▸ **Work to complete**:
Quote every line as written. Omit pictures.

[Entries taken from a collection]
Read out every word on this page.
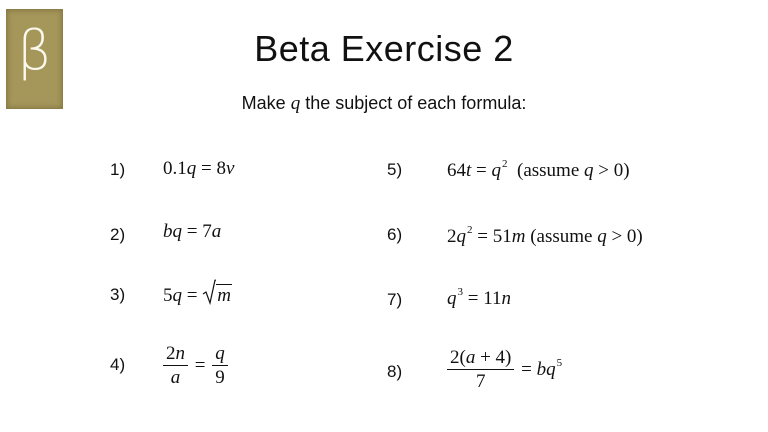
β	Beta Exercise 2
Make q the subject of each formula:
1)
2)
3)
4)
5)
6)
7)
8)
0.1q = 8v
bq = 7a
5q =
m
$\frac{2n}{a} = \frac{q}{9}$
$64t = q^2$  (assume q > 0)
$2q^2 = 51m$ (assume q > 0)
$q^3 = 11n$
$\frac{2(a + 4)}{7} = bq^5$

▸ **Expected answer**:
Read out every word on this page.
β	Beta Exercise 2
Make q the subject of each formula:
1)
2)
3)
4)
5)
6)
7)
8)
0.1q = 8v
bq = 7a
5q =
m
$\frac{2n}{a} = \frac{q}{9}$
$64t = q^2$  (assume q > 0)
$2q^2 = 51m$ (assume q > 0)
$q^3 = 11n$
$\frac{2(a + 4)}{7} = bq^5$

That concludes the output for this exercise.